───── Material provided

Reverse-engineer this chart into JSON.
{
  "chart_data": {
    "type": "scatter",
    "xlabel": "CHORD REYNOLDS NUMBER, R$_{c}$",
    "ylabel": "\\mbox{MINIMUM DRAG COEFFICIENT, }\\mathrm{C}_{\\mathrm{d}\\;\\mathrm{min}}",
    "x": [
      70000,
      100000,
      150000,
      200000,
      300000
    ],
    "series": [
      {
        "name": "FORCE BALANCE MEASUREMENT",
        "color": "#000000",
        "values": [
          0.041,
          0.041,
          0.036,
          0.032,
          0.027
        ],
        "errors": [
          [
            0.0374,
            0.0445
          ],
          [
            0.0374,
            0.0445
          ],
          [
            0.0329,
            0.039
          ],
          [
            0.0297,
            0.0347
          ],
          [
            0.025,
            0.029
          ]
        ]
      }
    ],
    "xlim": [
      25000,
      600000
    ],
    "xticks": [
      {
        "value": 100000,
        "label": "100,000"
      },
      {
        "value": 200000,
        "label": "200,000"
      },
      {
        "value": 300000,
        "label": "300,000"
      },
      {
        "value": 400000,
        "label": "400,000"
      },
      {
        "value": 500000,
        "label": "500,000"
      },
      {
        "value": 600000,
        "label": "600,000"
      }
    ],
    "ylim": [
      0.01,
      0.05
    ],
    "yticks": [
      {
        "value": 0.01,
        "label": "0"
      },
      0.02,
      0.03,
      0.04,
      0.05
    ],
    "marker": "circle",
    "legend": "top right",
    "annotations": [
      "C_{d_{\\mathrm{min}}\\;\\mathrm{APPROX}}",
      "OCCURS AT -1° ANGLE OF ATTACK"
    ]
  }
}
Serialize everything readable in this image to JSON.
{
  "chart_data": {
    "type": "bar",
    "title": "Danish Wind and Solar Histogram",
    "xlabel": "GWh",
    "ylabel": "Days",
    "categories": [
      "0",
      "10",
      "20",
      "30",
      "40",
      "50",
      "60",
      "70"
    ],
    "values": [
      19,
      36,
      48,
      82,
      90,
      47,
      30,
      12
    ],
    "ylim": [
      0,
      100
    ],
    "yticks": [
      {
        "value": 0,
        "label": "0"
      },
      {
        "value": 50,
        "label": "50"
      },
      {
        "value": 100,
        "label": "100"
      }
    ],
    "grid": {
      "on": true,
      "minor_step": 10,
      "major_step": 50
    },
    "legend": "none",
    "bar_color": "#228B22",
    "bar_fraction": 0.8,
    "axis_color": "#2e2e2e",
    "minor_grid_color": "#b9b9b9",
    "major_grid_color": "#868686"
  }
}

──────────
───── Material provided

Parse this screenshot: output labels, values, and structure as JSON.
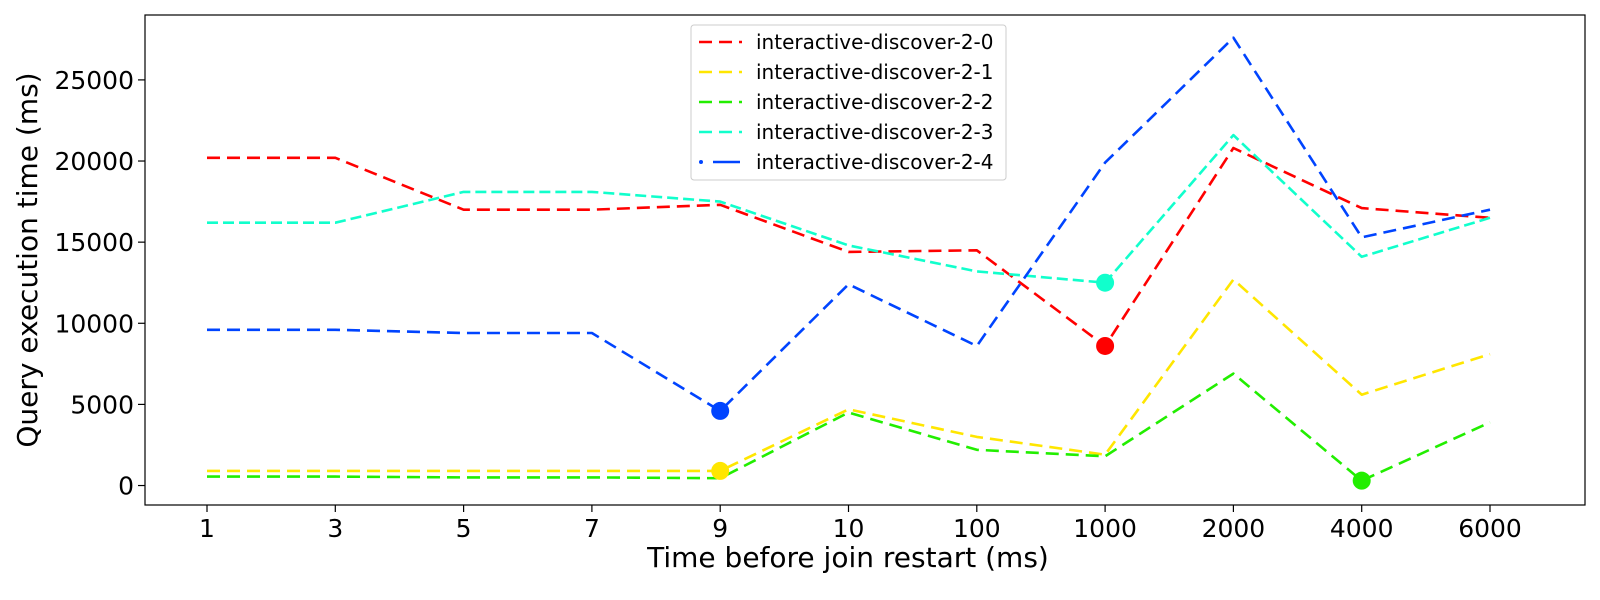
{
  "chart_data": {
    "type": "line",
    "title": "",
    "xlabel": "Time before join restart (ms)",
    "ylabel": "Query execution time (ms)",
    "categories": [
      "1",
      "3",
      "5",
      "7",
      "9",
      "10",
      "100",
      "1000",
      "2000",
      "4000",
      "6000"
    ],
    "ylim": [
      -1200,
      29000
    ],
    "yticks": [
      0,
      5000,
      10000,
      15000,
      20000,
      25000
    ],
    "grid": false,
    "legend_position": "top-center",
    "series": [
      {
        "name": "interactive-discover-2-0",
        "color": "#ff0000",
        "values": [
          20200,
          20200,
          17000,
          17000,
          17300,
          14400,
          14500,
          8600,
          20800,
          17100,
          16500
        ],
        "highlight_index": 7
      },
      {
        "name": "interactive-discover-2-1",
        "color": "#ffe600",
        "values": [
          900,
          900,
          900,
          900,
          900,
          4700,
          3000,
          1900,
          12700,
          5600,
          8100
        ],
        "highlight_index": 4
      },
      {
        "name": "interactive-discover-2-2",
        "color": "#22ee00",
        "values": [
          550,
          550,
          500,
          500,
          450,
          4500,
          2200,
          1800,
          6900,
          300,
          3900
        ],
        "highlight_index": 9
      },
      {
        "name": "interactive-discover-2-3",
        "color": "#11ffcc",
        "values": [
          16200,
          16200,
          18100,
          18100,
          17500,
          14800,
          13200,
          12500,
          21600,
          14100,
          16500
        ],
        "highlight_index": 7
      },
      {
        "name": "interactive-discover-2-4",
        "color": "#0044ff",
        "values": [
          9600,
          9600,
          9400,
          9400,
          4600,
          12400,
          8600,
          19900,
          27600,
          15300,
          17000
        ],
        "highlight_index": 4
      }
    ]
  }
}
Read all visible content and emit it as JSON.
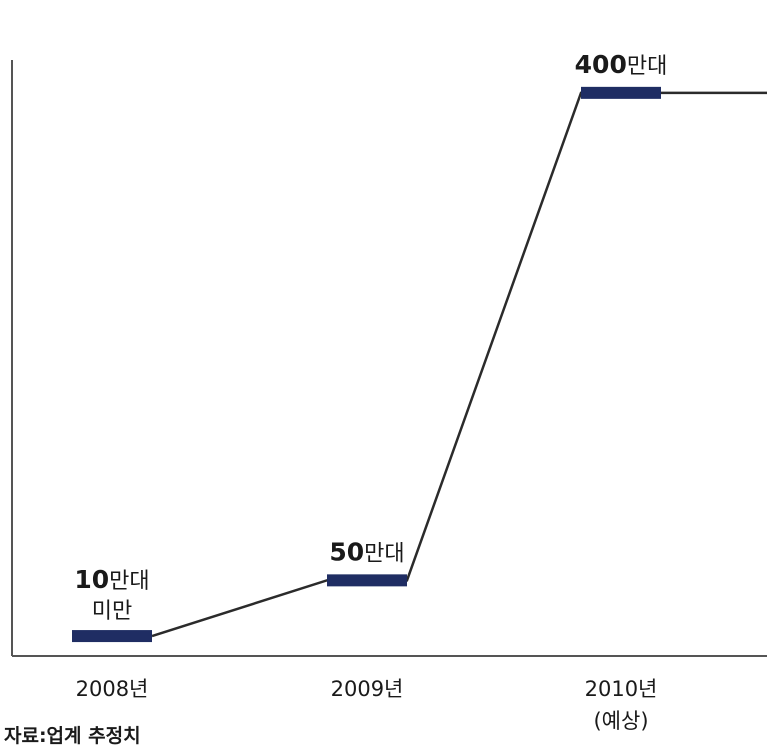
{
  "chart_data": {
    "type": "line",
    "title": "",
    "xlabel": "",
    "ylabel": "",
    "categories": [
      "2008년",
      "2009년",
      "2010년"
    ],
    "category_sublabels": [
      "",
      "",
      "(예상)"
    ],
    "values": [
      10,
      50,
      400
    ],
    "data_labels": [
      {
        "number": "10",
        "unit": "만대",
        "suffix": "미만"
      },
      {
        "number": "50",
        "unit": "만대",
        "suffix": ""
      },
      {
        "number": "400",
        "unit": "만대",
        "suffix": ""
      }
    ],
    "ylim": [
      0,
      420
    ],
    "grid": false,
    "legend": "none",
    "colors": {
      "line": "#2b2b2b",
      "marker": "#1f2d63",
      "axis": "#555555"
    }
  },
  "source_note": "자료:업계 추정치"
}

──────────
───── Material provided

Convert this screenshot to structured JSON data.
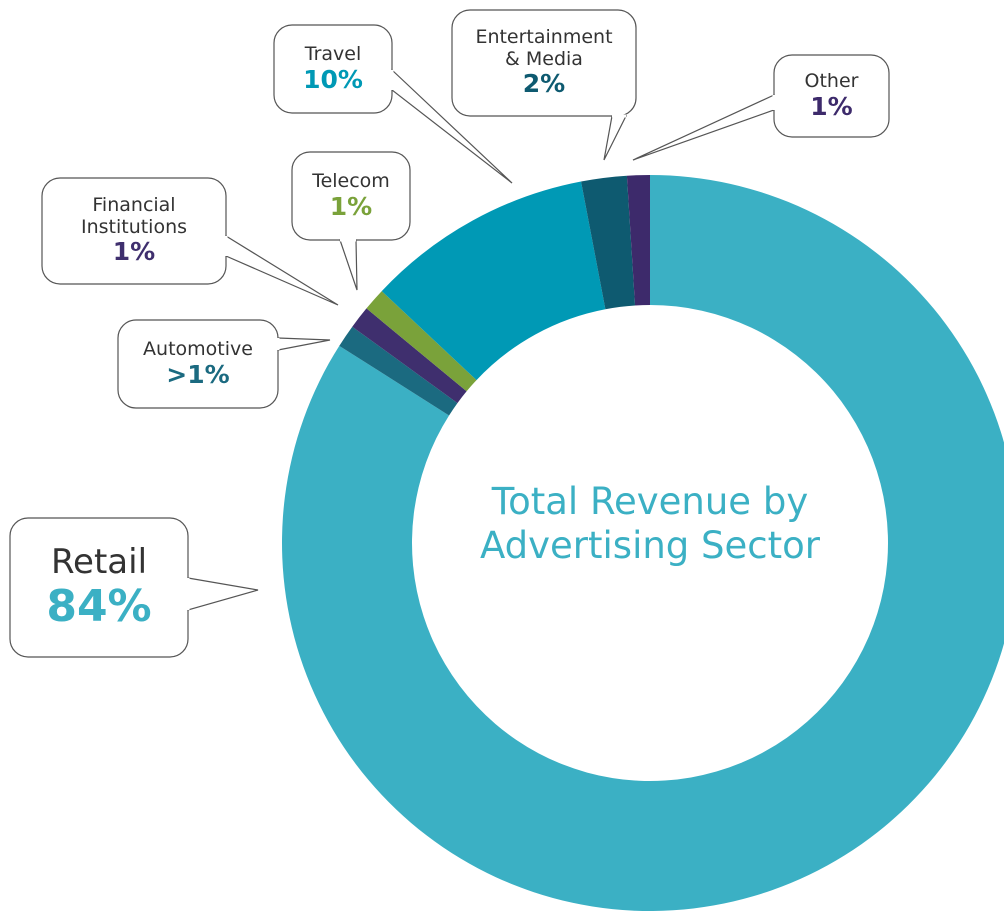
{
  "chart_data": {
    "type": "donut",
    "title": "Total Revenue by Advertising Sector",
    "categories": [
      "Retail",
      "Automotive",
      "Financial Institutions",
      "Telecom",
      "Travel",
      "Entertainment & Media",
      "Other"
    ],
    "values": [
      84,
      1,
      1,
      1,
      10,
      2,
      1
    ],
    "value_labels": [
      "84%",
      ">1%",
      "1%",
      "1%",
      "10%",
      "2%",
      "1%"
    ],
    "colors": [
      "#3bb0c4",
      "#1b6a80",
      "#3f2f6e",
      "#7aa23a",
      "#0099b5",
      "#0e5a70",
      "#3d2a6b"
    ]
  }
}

──────────

Given request: Copy every line above that includes the string "JSON".

Written response:
Reverse-engineer this chart into JSON.
Serialize everything readable in this image to JSON.
Parse this screenshot: output labels, values, and structure as JSON.
Read all visible content and emit it as JSON.
Convert this screenshot to structured JSON data.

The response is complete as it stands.